In the data below, find every line that has the string "اداری", and copy it.
==== RECORDS SUPPLIED
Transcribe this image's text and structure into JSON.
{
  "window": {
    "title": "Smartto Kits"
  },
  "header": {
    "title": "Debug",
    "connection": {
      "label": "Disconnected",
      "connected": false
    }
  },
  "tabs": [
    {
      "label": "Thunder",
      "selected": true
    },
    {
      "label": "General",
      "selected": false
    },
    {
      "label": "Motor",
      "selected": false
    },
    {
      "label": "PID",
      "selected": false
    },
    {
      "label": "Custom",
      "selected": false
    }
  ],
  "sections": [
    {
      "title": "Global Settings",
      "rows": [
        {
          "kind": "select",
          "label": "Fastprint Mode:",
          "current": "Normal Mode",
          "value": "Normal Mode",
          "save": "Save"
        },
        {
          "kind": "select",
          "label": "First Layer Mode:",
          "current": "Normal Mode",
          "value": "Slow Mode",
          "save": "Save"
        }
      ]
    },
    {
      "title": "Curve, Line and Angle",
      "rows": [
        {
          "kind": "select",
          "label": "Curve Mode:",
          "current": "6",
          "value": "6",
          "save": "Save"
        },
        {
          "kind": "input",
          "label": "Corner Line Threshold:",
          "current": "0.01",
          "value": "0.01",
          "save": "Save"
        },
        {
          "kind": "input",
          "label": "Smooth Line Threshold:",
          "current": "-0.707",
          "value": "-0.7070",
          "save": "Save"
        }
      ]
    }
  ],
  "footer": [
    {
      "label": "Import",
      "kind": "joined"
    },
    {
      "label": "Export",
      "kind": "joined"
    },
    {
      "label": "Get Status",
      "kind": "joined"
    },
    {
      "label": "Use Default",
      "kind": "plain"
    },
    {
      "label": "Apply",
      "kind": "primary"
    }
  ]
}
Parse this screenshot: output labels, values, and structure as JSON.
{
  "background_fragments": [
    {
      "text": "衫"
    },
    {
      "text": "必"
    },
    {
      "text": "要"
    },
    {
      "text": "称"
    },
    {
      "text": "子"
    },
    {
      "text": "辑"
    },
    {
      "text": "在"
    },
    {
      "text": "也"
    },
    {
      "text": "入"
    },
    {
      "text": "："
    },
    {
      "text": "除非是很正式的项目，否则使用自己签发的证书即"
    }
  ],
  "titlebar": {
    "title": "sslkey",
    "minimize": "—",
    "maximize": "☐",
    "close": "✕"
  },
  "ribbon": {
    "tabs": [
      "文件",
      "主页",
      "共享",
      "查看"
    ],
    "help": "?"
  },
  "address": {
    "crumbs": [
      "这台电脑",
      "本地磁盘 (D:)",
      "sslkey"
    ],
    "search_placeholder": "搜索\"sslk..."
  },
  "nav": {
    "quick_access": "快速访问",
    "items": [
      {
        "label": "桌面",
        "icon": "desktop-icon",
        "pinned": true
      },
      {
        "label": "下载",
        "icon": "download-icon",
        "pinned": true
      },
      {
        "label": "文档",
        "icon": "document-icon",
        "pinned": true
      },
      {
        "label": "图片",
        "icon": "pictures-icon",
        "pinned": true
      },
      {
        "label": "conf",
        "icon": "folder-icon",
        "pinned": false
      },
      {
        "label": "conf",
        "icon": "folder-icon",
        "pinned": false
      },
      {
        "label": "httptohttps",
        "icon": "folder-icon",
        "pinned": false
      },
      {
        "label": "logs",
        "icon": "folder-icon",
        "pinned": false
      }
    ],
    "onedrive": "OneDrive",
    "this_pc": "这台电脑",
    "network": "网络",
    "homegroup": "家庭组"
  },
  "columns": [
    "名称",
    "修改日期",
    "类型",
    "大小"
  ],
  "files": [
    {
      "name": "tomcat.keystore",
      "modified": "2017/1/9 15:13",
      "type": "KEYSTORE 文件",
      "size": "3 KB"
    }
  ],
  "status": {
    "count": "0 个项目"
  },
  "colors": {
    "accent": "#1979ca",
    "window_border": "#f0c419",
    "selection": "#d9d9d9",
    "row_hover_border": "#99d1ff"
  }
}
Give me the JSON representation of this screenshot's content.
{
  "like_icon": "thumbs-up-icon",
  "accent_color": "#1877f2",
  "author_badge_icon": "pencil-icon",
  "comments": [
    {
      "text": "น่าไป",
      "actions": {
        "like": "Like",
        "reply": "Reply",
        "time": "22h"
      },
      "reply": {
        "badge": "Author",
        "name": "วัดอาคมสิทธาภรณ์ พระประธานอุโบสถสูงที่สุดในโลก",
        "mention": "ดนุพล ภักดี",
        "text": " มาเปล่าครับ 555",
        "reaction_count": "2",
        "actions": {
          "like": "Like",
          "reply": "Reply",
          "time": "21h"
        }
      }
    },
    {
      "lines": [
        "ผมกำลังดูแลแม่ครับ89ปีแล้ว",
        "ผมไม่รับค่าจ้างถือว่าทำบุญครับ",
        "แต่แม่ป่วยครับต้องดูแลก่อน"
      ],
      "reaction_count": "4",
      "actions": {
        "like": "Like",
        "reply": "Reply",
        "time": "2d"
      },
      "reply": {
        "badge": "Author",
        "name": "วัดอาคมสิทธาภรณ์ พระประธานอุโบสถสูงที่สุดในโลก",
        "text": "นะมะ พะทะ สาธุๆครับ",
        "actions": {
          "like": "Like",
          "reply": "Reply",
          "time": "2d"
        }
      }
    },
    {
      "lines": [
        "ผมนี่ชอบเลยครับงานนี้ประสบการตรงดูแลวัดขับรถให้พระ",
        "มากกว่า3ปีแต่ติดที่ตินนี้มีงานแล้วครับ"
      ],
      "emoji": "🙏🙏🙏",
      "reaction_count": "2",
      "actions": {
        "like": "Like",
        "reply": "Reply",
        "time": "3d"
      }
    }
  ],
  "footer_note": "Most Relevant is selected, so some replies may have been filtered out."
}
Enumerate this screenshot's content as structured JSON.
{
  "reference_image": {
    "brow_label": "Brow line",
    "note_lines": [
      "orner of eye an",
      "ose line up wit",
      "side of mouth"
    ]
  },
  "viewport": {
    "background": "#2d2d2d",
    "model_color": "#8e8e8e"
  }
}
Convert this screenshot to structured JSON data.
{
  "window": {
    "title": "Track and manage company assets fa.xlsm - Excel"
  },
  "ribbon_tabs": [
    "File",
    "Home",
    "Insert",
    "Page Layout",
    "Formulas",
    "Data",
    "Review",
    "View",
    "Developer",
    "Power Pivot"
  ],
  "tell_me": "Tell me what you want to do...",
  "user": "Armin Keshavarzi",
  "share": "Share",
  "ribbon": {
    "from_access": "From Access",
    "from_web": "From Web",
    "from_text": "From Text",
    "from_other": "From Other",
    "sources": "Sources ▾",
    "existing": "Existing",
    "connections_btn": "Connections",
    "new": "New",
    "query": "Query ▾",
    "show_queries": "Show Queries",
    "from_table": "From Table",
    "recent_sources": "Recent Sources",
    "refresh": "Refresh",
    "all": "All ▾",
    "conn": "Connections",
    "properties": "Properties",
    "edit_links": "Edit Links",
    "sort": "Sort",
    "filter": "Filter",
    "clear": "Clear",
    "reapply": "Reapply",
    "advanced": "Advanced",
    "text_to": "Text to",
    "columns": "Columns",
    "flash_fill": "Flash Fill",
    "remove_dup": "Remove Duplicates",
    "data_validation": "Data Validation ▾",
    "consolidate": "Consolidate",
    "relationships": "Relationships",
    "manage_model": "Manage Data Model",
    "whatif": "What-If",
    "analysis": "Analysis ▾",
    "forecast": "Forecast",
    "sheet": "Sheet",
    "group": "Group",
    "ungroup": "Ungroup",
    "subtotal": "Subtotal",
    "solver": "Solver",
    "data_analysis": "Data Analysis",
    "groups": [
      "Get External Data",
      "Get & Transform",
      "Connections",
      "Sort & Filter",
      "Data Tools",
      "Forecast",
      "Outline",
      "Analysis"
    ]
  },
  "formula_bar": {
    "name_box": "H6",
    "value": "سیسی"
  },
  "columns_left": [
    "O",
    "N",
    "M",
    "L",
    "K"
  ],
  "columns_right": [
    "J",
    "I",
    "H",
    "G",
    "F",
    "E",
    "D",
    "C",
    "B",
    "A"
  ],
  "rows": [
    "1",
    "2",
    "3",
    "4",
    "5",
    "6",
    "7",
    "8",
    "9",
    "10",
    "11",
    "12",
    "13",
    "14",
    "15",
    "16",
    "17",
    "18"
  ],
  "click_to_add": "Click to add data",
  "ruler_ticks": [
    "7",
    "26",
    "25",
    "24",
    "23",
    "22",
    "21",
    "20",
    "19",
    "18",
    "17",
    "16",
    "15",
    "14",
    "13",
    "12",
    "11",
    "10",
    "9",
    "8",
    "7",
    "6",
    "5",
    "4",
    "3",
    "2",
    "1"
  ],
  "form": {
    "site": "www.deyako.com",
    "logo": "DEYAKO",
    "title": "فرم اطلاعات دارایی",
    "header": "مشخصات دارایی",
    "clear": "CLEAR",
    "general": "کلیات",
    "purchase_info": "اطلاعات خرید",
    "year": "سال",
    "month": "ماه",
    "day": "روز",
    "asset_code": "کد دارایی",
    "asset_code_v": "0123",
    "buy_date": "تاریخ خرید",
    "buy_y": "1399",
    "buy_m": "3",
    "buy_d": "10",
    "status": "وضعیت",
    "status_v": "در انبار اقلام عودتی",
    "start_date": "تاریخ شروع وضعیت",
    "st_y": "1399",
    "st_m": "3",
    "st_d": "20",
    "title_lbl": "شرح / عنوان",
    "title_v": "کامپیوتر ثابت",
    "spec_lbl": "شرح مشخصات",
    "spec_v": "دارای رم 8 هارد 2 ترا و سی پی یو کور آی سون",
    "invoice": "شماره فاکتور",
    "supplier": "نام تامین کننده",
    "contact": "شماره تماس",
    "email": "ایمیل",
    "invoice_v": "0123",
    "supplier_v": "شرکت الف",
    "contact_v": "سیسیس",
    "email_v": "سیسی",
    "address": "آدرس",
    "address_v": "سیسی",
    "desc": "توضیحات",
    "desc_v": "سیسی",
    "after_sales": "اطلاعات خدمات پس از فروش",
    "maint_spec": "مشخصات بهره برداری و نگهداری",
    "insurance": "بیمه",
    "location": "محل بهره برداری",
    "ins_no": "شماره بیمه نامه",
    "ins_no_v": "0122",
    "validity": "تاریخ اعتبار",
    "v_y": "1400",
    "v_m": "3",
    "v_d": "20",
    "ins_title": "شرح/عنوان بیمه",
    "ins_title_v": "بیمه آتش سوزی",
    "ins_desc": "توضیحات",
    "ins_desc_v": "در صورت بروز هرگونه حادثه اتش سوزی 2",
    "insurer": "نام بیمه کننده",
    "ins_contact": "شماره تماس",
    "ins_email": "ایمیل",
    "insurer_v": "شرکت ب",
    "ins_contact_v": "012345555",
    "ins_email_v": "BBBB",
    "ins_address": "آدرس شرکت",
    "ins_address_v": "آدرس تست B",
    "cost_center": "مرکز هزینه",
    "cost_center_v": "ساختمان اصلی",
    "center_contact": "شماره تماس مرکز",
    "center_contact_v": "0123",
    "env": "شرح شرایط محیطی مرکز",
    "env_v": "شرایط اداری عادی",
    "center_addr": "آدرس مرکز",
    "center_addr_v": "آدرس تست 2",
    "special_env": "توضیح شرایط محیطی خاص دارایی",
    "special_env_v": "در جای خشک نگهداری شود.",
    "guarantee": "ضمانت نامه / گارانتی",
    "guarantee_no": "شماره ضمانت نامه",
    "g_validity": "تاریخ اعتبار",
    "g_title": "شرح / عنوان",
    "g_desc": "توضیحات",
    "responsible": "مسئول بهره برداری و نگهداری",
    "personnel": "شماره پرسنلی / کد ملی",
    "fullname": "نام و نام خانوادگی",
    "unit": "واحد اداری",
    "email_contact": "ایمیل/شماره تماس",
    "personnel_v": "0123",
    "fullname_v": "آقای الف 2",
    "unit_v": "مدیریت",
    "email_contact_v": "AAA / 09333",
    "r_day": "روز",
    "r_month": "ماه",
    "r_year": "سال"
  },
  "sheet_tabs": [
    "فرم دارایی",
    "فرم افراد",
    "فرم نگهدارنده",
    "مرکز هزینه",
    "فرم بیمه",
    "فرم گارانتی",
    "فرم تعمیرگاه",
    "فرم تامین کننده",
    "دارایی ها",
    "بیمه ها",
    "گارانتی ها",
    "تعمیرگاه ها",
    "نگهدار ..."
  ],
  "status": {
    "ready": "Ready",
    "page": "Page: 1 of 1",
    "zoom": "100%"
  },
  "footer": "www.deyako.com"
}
========
RESPONSE TO THIS TASK >>
    "env_v": "شرایط اداری عادی",
    "unit": "واحد اداری",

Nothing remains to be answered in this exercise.